## Your instructions:
Gather all lines from the material that contain the word "with".

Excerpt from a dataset
□ □ □ □ □
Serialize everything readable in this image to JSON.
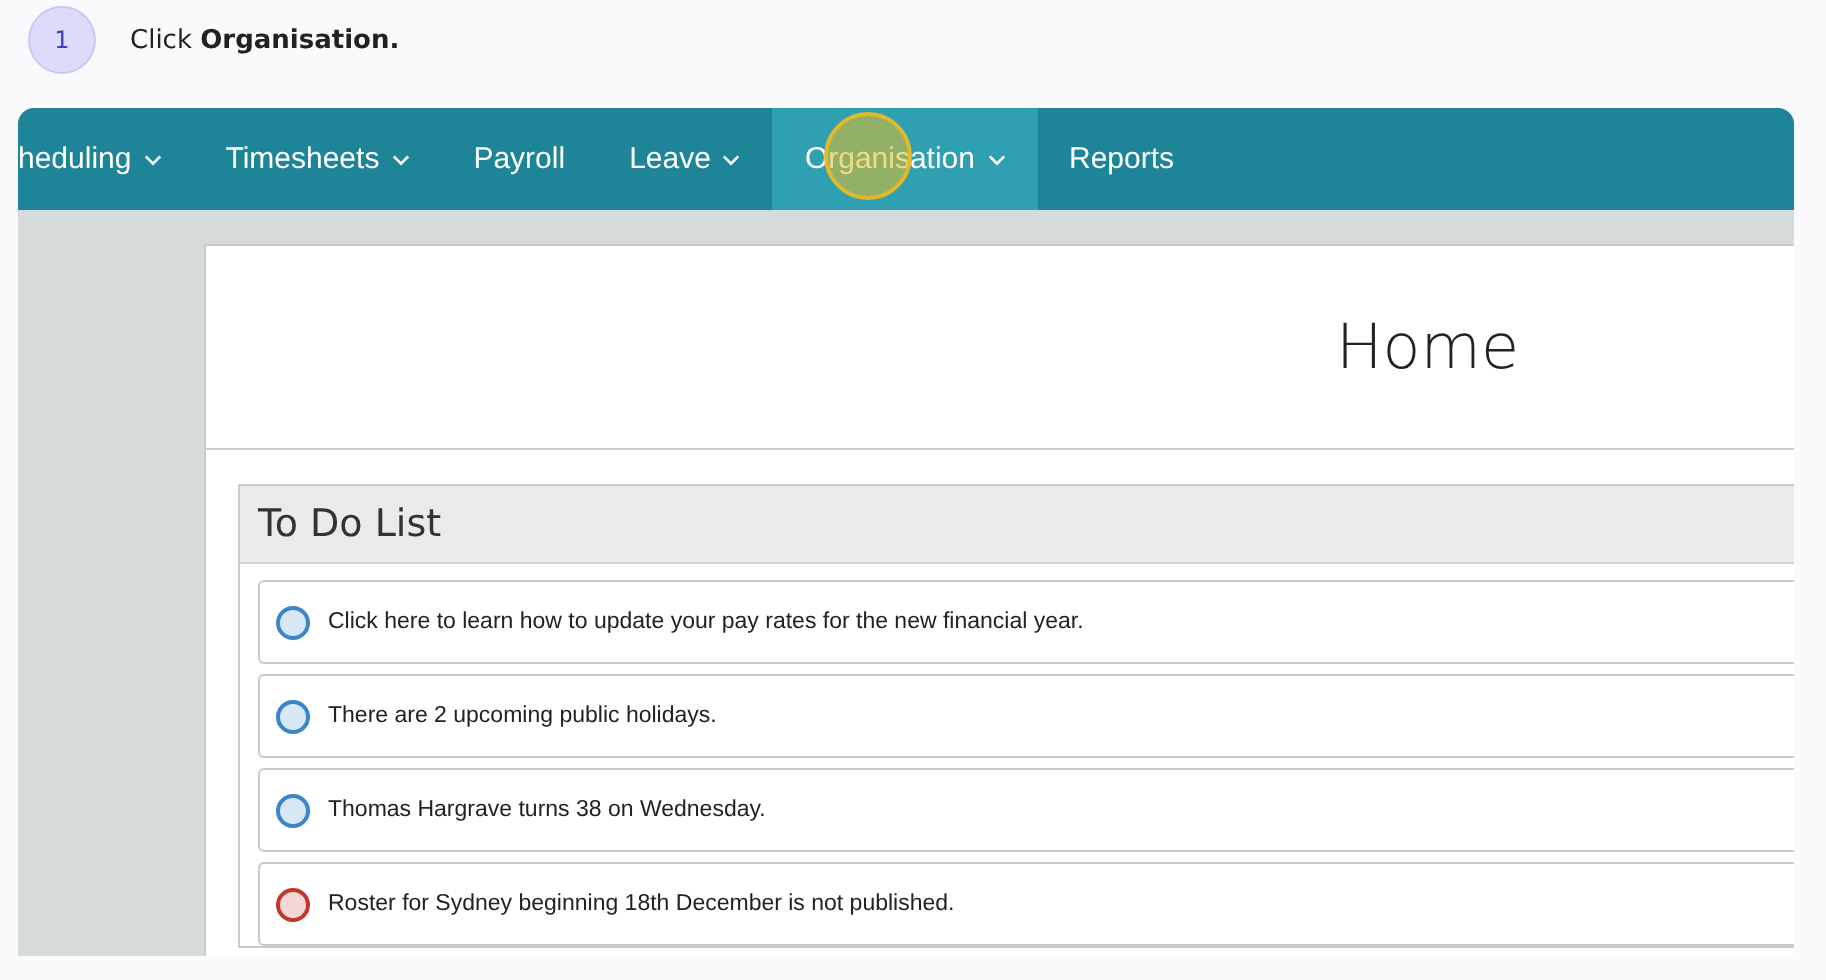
{
  "step": {
    "number": "1",
    "caption": "Click **Organisation.**"
  },
  "nav": {
    "items": [
      {
        "label": "heduling",
        "dropdown": true,
        "selected": false
      },
      {
        "label": "Timesheets",
        "dropdown": true,
        "selected": false
      },
      {
        "label": "Payroll",
        "dropdown": false,
        "selected": false
      },
      {
        "label": "Leave",
        "dropdown": true,
        "selected": false
      },
      {
        "label": "Organisation",
        "dropdown": true,
        "selected": true
      },
      {
        "label": "Reports",
        "dropdown": false,
        "selected": false
      }
    ]
  },
  "page": {
    "title": "Home"
  },
  "todo": {
    "title": "To Do List",
    "items": [
      {
        "text": "Click here to learn how to update your pay rates for the new financial year.",
        "color": "#3b86c9"
      },
      {
        "text": "There are 2 upcoming public holidays.",
        "color": "#3b86c9"
      },
      {
        "text": "Thomas Hargrave turns 38 on Wednesday.",
        "color": "#3b86c9"
      },
      {
        "text": "Roster for Sydney beginning 18th December is not published.",
        "color": "#c0392b"
      }
    ]
  }
}
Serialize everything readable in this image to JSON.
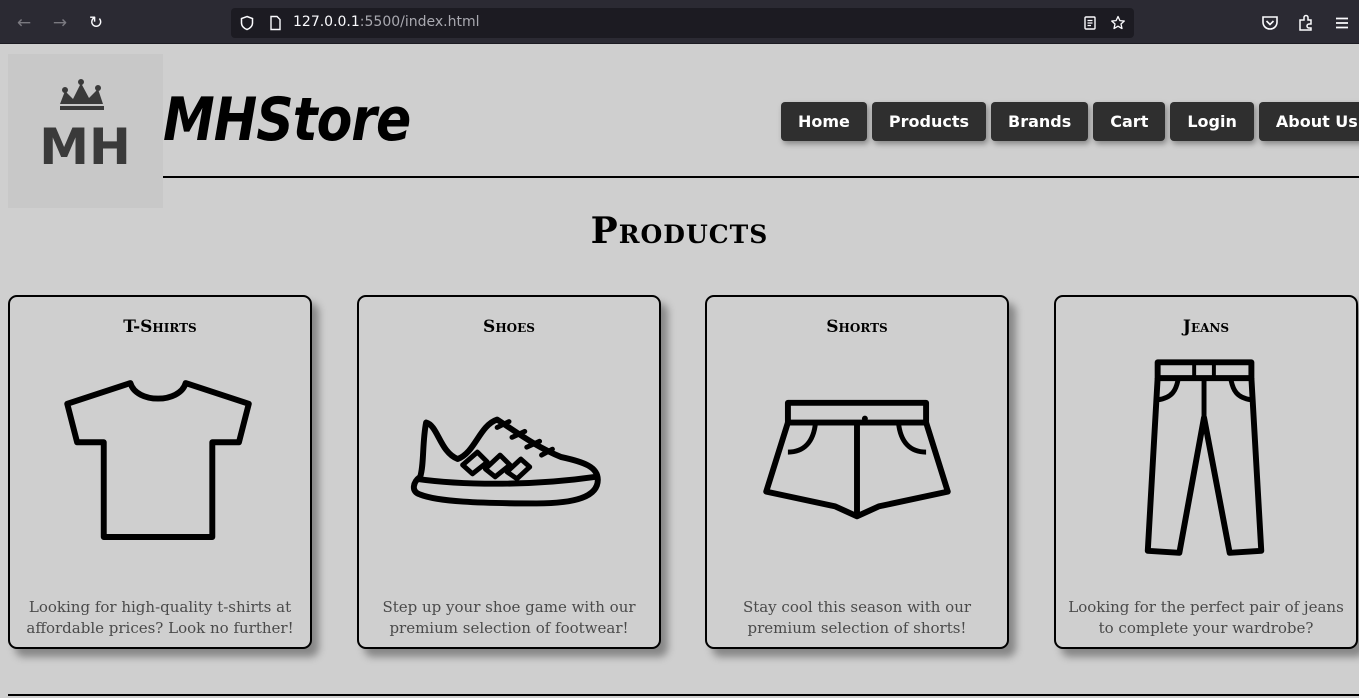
{
  "browser": {
    "url_host": "127.0.0.1",
    "url_rest": ":5500/index.html"
  },
  "site": {
    "logo_text": "MH",
    "brand": "MHStore",
    "nav": [
      "Home",
      "Products",
      "Brands",
      "Cart",
      "Login",
      "About Us"
    ]
  },
  "products": {
    "title": "Products",
    "cards": [
      {
        "title": "T-Shirts",
        "icon": "t-shirt-icon",
        "desc_line1": "Looking for high-quality t-shirts at",
        "desc_line2": "affordable prices? Look no further!"
      },
      {
        "title": "Shoes",
        "icon": "shoe-icon",
        "desc_line1": "Step up your shoe game with our",
        "desc_line2": "premium selection of footwear!"
      },
      {
        "title": "Shorts",
        "icon": "shorts-icon",
        "desc_line1": "Stay cool this season with our",
        "desc_line2": "premium selection of shorts!"
      },
      {
        "title": "Jeans",
        "icon": "jeans-icon",
        "desc_line1": "Looking for the perfect pair of jeans",
        "desc_line2": "to complete your wardrobe?"
      }
    ]
  }
}
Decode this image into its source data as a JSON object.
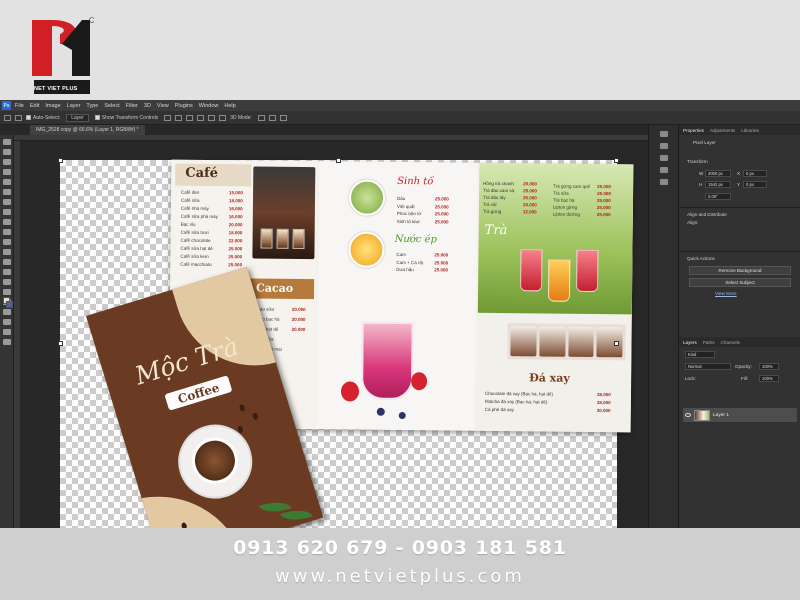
{
  "brand": {
    "logo_text": "NET VIET PLUS",
    "registered": "®",
    "colors": {
      "red": "#d21f26",
      "dark": "#1a1a1a"
    }
  },
  "photoshop": {
    "app_badge": "Ps",
    "menus": [
      "File",
      "Edit",
      "Image",
      "Layer",
      "Type",
      "Select",
      "Filter",
      "3D",
      "View",
      "Plugins",
      "Window",
      "Help"
    ],
    "options": {
      "auto_select": "Auto-Select:",
      "auto_select_value": "Layer",
      "show_transform": "Show Transform Controls",
      "mode_3d": "3D Mode:"
    },
    "document_tab": "IMG_2528 copy @ 66.6% (Layer 1, RGB/8#) *",
    "properties": {
      "tabs": [
        "Properties",
        "Adjustments",
        "Libraries"
      ],
      "kind": "Pixel Layer",
      "transform_title": "Transform",
      "w_label": "W",
      "w_value": "2000 px",
      "h_label": "H",
      "h_value": "1542 px",
      "x_label": "X",
      "x_value": "0 px",
      "y_label": "Y",
      "y_value": "0 px",
      "angle_value": "0.00°",
      "align_title": "Align and Distribute",
      "align_sub": "Align:",
      "quick_title": "Quick Actions",
      "btn_remove_bg": "Remove Background",
      "btn_select_subject": "Select Subject",
      "link_view_more": "View More"
    },
    "layers": {
      "tabs": [
        "Layers",
        "Paths",
        "Channels"
      ],
      "kind": "Kind",
      "blend": "Normal",
      "opacity_label": "Opacity:",
      "opacity_value": "100%",
      "lock_label": "Lock:",
      "fill_label": "Fill:",
      "fill_value": "100%",
      "layer_name": "Layer 1"
    }
  },
  "menu": {
    "cafe_title": "Café",
    "cafe_items": [
      {
        "name": "Cafê đen",
        "price": "15.000"
      },
      {
        "name": "Cafê sữa",
        "price": "18.000"
      },
      {
        "name": "Cafê nhà máy",
        "price": "16.000"
      },
      {
        "name": "Cafê sữa phá máy",
        "price": "16.000"
      },
      {
        "name": "Bạc xỉu",
        "price": "20.000"
      },
      {
        "name": "Cafê sữa tươi",
        "price": "18.000"
      },
      {
        "name": "Cafê chocolate",
        "price": "22.000"
      },
      {
        "name": "Cafê sữa hạt dẻ",
        "price": "25.000"
      },
      {
        "name": "Cafê sữa kem",
        "price": "25.000"
      },
      {
        "name": "Cafê macchiato",
        "price": "25.000"
      }
    ],
    "cacao_title": "Cacao",
    "cacao_items": [
      {
        "name": "Cacao sữa",
        "price": "20.000"
      },
      {
        "name": "Cacao bạc hà",
        "price": "20.000"
      },
      {
        "name": "Cacao hạt dẻ",
        "price": "20.000"
      },
      {
        "name": "Cacao sữa",
        "price": ""
      },
      {
        "name": "Cacao phô mai",
        "price": ""
      }
    ],
    "sinh_to_title": "Sinh tố",
    "sinh_to_items": [
      {
        "name": "Dâu",
        "price": "25.000"
      },
      {
        "name": "Việt quất",
        "price": "25.000"
      },
      {
        "name": "Phúc bồn tử",
        "price": "25.000"
      },
      {
        "name": "Sinh tố kiwi",
        "price": "25.000"
      }
    ],
    "nuoc_ep_title": "Nước ép",
    "nuoc_ep_items": [
      {
        "name": "Cam",
        "price": "25.000"
      },
      {
        "name": "Cam + Cà rốt",
        "price": "25.000"
      },
      {
        "name": "Dưa hấu",
        "price": "25.000"
      }
    ],
    "tra_title": "Trà",
    "tra_items_left": [
      {
        "name": "Hồng trà chanh",
        "price": "20.000"
      },
      {
        "name": "Trà đào cam sả",
        "price": "25.000"
      },
      {
        "name": "Trà dâu tây",
        "price": "25.000"
      },
      {
        "name": "Trà vải",
        "price": "20.000"
      },
      {
        "name": "Trà gừng",
        "price": "12.000"
      }
    ],
    "tra_items_right": [
      {
        "name": "Trà gừng cam quế",
        "price": "25.000"
      },
      {
        "name": "Trà sữa",
        "price": "25.000"
      },
      {
        "name": "Trà bạc hà",
        "price": "25.000"
      },
      {
        "name": "Lipton gừng",
        "price": "25.000"
      },
      {
        "name": "Lipton đường",
        "price": "25.000"
      }
    ],
    "daxay_title": "Đá xay",
    "daxay_items": [
      {
        "name": "Chocolate đá xay (Bạc hà, hạt dẻ)",
        "price": "38.000"
      },
      {
        "name": "Matcha đá xay (Bạc hà, hạt dẻ)",
        "price": "38.000"
      },
      {
        "name": "Cà phê đá xay",
        "price": "30.000"
      }
    ],
    "flyer_title": "Mộc Trà",
    "flyer_badge": "Coffee"
  },
  "footer": {
    "phones": "0913 620 679 - 0903 181 581",
    "website": "www.netvietplus.com"
  }
}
□ □ □ □ □
## Solution to this task:
        "desc_line1": "Step up your shoe game with our",
        "desc_line1": "Stay cool this season with our",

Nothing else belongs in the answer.